» Consegna:
Nel testo sui maestri e gli scolari del medioevo, in quale città gli scolari andarono in cerca di Lorenzo Valla dopo la sua invettiva contro il Bartolo?

» Testo di lettura:
Quello che si diceva dominus meus era il precettore favorito di cui si accettavano senza esitazione le opinioni scientifiche e le tradizioni perpetuandone il nome con amorosa sollecitudine. Era saggio e lodevole costume degli scolari di raccogliere le lezioni orali dei loro professori in volumi e diffonderle fra i dotti e nelle altre scuole, perchè se ne spargesse la fama e pervenissero ai posteri nella loro integrità.

Queste lezioni che formarono i numerosi commentarii che tuttora si conservano a testimonianza dell'operosità dei dottori del medio evo, erano chiare e semplici conferenze dove si trasmetteva la scienza agli uditori senza gravità nè burbanza cattedratica; ma con un libero e famigliare ricambio d'idee. Il professore soleva nelle sue lezioni comunicare agli scolari tutto quanto sapeva sopra un argomento evocando spesso anche reminiscenze della sua vita ed esponendo giudizi propri o facendo certe piacevoli osservazioni che suscitavano la più schietta ilarità. Certi detti arguti, che il più delle volte erano a carico degli altri dottori o antagonisti, facevano nascere turbolenze e rancori come fra breve vedremo, e gli scolari quando potevano sapere che qualcuno dei loro maestri prediletti era stato ingiuriato, volevano prenderne subito vendetta come avvenne una volta in Pavia, che avendo Lorenzo Valla pubblicato una sua invettiva contro il Bartolo, gli scolari andarono in cerca di lui e avutolo fra le mani erano pronti a sfogare la loro indignazione anche coi fatti e lasciarlo malconcio, se non sopravvenivano alcuni amici a salvarlo[449].

» Insieme di dati:
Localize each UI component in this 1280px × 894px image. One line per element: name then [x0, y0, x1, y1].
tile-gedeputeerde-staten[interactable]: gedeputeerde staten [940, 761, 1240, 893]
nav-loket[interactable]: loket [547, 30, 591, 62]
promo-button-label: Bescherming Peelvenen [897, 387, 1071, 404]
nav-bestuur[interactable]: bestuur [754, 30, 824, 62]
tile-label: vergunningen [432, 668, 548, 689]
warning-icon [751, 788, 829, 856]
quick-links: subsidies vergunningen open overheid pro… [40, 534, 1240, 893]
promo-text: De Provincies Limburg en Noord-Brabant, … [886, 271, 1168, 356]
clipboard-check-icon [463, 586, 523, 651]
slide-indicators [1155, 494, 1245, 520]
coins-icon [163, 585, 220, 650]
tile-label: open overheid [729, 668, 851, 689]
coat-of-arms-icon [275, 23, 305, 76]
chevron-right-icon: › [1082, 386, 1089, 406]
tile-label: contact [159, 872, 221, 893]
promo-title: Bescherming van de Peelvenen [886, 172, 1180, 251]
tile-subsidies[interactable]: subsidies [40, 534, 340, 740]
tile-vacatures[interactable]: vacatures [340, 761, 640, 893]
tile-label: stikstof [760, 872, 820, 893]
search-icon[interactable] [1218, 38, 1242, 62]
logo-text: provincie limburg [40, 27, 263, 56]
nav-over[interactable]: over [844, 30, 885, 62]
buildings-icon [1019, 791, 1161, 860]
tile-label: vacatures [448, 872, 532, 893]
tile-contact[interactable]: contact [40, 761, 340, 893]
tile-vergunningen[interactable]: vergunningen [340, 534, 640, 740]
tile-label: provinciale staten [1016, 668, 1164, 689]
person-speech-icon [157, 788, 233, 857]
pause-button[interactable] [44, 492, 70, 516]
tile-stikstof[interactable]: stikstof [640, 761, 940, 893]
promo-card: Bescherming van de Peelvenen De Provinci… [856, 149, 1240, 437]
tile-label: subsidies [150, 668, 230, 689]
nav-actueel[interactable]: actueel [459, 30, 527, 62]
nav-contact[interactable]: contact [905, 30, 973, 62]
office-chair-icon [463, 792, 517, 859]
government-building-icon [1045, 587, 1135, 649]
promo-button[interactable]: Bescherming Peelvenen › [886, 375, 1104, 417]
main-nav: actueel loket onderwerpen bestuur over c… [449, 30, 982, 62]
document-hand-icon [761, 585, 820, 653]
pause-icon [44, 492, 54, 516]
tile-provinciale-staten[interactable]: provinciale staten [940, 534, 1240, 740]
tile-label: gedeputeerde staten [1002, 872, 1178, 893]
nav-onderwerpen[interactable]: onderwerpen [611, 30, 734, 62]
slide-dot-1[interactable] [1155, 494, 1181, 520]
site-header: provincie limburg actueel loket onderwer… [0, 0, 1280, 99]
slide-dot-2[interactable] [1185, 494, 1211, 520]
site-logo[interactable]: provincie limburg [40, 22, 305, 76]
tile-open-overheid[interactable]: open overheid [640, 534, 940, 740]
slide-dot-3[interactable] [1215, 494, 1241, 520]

» Risposta:
A Pavia.